Supplied data:
[START]

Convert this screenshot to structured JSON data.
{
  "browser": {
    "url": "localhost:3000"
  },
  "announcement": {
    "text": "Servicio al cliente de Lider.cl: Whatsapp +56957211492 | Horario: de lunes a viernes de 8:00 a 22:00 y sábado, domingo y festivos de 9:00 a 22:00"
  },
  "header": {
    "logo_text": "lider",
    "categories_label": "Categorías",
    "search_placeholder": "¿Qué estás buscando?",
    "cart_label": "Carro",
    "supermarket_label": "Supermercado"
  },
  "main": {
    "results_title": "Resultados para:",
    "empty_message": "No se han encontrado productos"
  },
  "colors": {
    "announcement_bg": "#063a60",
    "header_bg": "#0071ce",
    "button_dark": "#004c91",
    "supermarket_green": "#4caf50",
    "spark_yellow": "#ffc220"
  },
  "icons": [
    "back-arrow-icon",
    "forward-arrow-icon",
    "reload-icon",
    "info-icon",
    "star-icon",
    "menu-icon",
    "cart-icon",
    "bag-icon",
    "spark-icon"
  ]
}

[END]

Requirements:
Faithfully copy every entry, leaving nothing out.

Answer to this exercise:
Convert this screenshot to structured JSON data.
{
  "browser": {
    "url": "localhost:3000"
  },
  "announcement": {
    "text": "Servicio al cliente de Lider.cl: Whatsapp +56957211492 | Horario: de lunes a viernes de 8:00 a 22:00 y sábado, domingo y festivos de 9:00 a 22:00"
  },
  "header": {
    "logo_text": "lider",
    "categories_label": "Categorías",
    "search_placeholder": "¿Qué estás buscando?",
    "cart_label": "Carro",
    "supermarket_label": "Supermercado"
  },
  "main": {
    "results_title": "Resultados para:",
    "empty_message": "No se han encontrado productos"
  },
  "colors": {
    "announcement_bg": "#063a60",
    "header_bg": "#0071ce",
    "button_dark": "#004c91",
    "supermarket_green": "#4caf50",
    "spark_yellow": "#ffc220"
  },
  "icons": [
    "back-arrow-icon",
    "forward-arrow-icon",
    "reload-icon",
    "info-icon",
    "star-icon",
    "menu-icon",
    "cart-icon",
    "bag-icon",
    "spark-icon"
  ]
}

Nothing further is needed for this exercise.